Data records:
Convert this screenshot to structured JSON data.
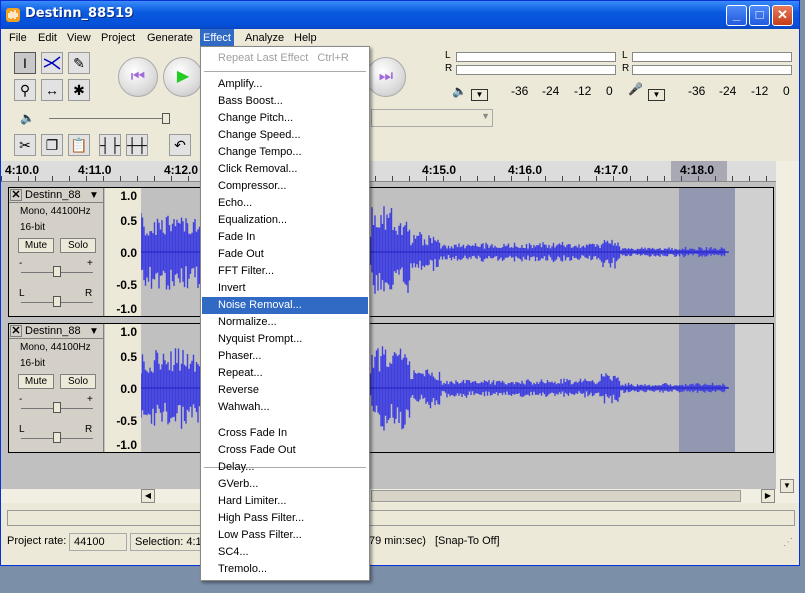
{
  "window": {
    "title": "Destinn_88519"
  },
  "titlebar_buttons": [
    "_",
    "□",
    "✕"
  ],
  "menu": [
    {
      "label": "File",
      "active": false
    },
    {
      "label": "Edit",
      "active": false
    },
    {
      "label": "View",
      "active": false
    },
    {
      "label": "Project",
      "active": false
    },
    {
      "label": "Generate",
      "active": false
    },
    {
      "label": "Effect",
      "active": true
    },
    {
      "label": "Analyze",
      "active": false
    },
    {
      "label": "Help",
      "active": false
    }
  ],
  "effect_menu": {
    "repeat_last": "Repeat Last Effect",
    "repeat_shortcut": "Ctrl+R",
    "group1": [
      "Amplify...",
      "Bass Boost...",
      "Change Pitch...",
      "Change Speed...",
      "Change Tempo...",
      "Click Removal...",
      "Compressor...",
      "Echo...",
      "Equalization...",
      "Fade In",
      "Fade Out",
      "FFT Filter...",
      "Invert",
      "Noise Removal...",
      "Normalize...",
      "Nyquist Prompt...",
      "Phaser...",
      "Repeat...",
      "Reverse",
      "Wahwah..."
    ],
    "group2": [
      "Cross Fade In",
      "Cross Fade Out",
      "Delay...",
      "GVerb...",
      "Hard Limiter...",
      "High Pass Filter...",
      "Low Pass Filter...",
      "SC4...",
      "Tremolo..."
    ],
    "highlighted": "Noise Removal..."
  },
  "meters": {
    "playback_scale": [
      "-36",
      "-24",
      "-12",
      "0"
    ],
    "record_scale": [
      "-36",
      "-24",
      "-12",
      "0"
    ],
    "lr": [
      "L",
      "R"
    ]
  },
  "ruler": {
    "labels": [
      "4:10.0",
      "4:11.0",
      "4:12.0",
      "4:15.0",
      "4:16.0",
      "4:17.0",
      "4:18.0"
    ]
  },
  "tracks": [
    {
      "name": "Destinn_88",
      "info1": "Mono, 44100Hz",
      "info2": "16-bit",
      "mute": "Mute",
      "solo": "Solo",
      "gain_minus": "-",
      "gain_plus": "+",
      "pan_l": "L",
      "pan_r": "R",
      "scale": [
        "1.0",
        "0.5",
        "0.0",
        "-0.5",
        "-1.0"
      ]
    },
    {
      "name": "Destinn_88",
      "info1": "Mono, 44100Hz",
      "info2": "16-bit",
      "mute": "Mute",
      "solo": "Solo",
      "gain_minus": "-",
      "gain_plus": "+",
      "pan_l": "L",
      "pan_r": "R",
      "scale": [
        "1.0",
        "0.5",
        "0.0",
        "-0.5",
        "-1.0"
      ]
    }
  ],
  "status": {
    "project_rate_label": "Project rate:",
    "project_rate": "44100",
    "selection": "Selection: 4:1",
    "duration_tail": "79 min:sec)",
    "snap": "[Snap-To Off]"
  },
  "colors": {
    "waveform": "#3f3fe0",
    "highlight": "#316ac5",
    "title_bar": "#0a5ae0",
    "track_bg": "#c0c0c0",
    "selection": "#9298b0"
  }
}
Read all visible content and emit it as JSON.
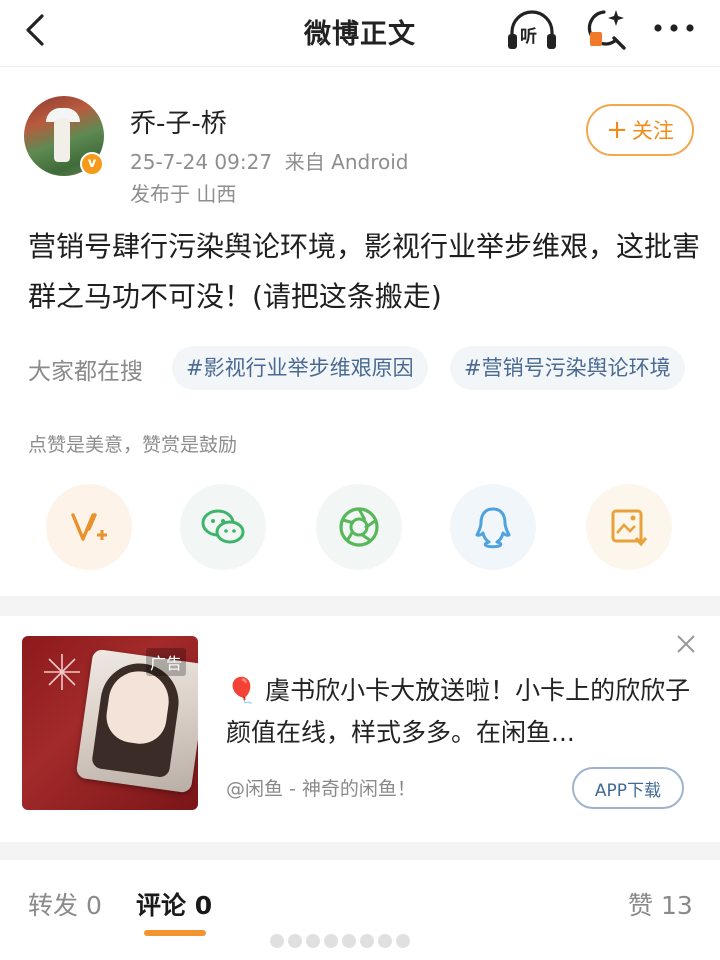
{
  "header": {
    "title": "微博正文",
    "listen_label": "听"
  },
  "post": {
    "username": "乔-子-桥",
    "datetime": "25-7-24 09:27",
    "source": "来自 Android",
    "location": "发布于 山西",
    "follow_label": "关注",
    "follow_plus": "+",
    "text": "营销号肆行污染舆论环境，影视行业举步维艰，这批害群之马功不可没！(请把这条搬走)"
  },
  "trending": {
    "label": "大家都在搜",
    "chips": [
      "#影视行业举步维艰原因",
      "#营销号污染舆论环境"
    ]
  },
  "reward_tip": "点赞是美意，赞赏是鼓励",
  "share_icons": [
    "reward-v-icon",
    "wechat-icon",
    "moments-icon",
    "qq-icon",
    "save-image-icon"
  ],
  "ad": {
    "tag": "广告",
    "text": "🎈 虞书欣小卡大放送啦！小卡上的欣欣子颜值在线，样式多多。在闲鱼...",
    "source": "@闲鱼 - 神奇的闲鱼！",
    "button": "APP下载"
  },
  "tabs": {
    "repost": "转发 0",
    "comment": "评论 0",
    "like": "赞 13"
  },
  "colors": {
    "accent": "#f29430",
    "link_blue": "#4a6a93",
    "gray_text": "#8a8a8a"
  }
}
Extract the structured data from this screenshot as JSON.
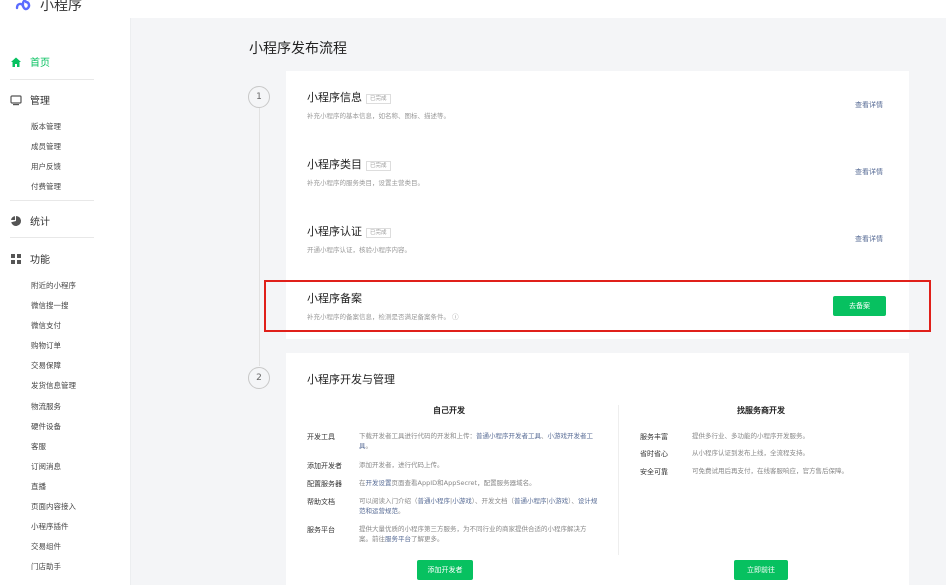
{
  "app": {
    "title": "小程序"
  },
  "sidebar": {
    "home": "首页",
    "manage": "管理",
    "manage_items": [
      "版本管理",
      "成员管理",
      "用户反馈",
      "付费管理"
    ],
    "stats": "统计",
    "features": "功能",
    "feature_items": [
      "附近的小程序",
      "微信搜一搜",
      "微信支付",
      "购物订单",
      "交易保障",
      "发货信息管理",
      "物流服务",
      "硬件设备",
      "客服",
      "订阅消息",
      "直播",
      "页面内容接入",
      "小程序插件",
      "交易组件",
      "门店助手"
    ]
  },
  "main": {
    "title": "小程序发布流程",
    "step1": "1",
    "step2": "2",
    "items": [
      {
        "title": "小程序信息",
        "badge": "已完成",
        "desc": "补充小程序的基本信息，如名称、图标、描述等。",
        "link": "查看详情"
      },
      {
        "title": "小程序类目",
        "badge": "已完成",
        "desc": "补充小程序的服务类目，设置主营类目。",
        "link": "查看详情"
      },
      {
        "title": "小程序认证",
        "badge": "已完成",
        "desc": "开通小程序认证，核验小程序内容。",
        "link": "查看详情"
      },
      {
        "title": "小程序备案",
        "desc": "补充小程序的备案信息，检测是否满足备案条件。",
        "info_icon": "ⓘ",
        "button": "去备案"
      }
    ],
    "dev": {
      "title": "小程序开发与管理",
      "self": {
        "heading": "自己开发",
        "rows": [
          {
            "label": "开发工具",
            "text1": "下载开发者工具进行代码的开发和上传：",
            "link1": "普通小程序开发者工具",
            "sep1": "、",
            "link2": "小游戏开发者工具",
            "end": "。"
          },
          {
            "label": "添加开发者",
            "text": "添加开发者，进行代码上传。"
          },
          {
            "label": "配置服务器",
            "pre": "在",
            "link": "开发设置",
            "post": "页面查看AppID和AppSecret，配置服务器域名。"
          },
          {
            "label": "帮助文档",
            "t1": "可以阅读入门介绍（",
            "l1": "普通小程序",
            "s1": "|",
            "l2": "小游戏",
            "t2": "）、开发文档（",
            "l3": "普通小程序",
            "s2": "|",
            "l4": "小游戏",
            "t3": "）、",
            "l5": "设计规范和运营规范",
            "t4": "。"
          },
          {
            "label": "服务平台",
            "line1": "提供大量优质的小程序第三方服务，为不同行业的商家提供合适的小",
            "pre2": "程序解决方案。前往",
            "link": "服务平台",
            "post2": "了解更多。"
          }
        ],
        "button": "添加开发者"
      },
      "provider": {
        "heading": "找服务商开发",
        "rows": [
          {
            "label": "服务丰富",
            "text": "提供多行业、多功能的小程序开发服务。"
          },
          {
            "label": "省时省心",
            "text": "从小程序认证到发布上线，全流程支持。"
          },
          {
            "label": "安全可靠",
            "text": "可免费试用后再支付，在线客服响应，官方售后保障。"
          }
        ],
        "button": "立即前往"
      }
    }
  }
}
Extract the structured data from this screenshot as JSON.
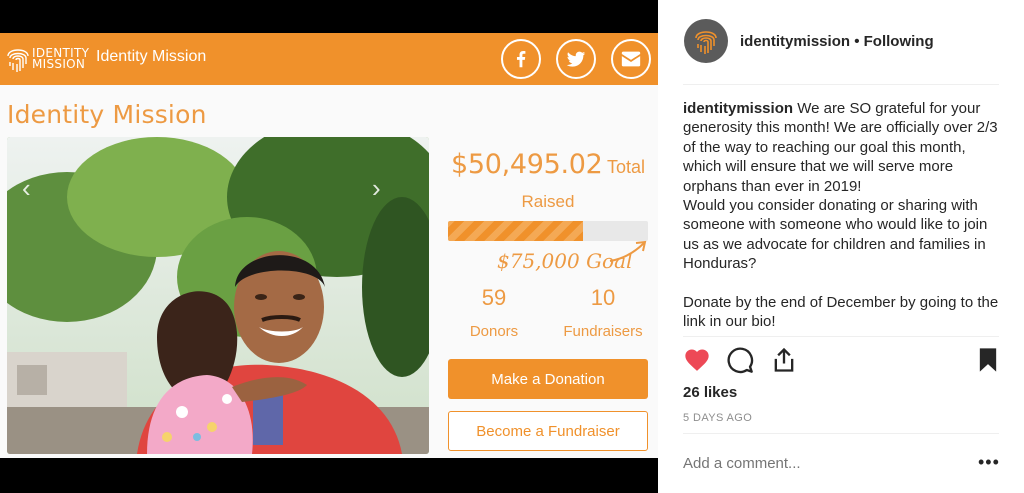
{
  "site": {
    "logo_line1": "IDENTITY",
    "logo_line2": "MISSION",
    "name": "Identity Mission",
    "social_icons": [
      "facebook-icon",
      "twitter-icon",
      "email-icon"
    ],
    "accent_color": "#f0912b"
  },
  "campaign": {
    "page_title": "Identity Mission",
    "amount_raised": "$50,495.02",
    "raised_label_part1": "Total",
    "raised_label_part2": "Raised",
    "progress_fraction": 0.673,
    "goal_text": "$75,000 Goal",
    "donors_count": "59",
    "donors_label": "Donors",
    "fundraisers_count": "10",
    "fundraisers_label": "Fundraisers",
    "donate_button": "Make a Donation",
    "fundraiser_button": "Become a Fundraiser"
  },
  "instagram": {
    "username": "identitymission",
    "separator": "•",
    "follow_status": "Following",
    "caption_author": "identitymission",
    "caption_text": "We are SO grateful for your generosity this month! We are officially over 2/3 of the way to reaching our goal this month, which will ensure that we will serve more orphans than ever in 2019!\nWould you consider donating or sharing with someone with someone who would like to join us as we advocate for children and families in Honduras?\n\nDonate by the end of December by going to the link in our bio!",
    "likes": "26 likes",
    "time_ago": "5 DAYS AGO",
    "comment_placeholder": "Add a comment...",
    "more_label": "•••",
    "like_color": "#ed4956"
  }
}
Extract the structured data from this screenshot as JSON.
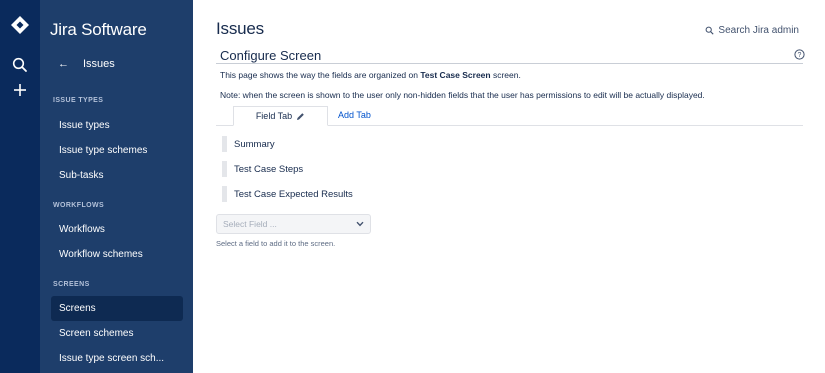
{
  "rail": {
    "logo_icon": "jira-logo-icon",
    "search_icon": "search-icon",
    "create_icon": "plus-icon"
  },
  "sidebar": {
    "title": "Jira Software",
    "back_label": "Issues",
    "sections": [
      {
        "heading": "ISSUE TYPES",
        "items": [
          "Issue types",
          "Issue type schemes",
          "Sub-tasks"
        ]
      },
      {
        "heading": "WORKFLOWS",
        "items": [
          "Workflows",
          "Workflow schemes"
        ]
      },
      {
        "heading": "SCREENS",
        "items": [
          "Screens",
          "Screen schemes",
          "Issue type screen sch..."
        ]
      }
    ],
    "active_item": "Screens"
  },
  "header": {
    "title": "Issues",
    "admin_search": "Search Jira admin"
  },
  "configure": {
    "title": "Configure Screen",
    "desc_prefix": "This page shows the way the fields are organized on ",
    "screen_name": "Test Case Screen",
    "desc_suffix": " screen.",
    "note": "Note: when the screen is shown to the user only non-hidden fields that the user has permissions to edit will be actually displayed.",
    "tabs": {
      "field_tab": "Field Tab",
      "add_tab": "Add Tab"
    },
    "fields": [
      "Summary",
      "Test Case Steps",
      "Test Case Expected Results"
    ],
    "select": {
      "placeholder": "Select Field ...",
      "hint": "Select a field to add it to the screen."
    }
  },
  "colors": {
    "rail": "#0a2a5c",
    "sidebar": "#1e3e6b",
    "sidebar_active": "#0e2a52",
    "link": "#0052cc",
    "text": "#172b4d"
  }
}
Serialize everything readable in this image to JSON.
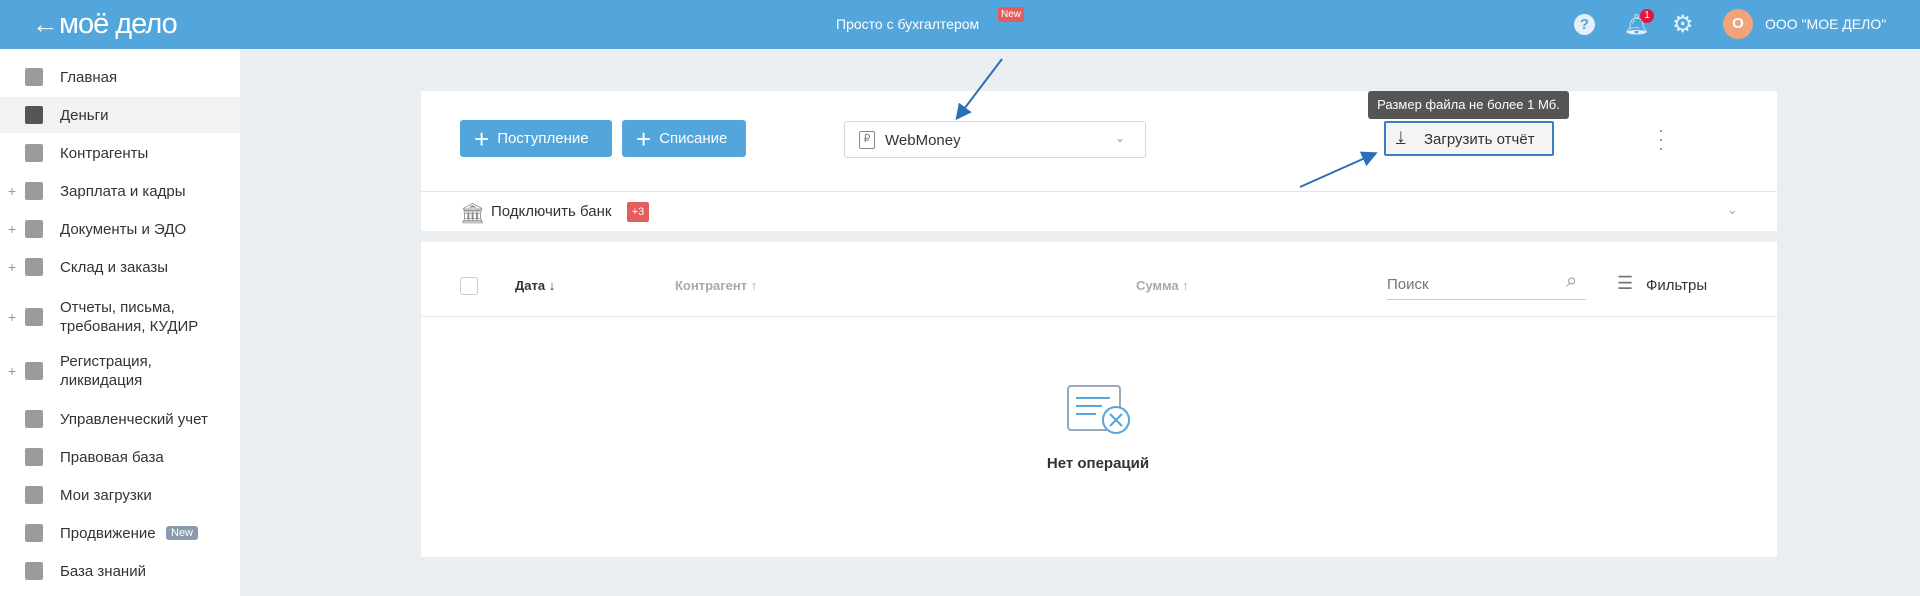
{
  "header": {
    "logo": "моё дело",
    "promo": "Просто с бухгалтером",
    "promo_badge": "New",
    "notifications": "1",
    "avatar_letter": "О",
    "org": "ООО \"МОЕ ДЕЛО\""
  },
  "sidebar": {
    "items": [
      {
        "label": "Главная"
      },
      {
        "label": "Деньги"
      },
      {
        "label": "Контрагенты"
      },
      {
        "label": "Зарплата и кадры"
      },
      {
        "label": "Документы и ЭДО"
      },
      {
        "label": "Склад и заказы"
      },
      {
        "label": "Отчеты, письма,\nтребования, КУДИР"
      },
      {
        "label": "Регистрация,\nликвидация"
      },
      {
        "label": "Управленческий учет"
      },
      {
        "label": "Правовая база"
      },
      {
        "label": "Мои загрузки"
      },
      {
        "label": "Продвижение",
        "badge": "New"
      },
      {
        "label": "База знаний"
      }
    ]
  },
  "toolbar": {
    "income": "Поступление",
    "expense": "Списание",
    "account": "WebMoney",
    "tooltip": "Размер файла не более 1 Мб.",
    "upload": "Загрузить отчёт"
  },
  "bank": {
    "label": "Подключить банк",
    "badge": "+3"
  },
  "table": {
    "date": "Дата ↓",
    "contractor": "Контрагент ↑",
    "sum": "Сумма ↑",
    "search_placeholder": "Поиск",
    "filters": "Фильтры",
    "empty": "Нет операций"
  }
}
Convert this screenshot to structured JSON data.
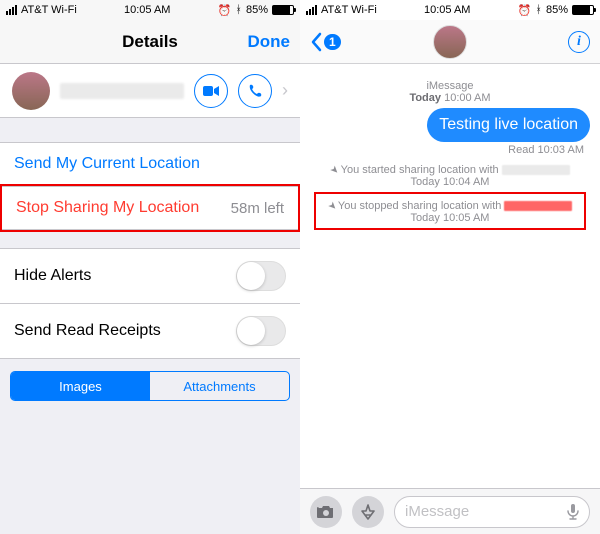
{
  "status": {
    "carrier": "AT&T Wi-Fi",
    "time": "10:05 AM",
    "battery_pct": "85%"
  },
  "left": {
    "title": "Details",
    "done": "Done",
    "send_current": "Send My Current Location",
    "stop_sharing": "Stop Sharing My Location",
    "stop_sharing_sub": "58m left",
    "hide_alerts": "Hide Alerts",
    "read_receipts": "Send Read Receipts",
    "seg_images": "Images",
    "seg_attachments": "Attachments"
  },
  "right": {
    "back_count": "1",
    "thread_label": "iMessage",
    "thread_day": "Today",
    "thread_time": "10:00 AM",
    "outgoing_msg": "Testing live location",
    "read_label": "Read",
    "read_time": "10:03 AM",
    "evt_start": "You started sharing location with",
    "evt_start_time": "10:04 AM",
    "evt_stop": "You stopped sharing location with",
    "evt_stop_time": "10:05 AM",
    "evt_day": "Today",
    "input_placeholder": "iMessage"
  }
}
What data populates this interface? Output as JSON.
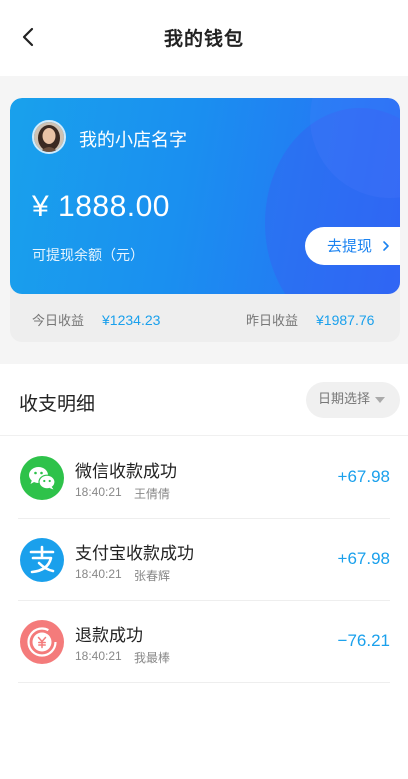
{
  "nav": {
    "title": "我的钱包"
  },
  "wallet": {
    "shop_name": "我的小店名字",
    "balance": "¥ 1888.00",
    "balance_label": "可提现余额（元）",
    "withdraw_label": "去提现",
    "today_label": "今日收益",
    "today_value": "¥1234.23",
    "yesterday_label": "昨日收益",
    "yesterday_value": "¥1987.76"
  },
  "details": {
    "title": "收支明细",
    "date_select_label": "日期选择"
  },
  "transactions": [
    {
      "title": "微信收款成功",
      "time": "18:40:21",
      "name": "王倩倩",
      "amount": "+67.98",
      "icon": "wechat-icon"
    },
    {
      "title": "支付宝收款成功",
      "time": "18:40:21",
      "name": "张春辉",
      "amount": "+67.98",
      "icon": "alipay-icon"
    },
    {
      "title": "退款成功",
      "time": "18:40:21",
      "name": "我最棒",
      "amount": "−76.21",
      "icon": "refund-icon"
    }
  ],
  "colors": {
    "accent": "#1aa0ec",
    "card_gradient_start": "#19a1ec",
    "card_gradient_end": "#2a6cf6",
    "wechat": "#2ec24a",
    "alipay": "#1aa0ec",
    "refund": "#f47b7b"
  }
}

§ What you need to do
Find every line in the records above that contains the word "Send", and copy each one.

§ Solution to the problem
    "send_current": "Send My Current Location",
    "read_receipts": "Send Read Receipts",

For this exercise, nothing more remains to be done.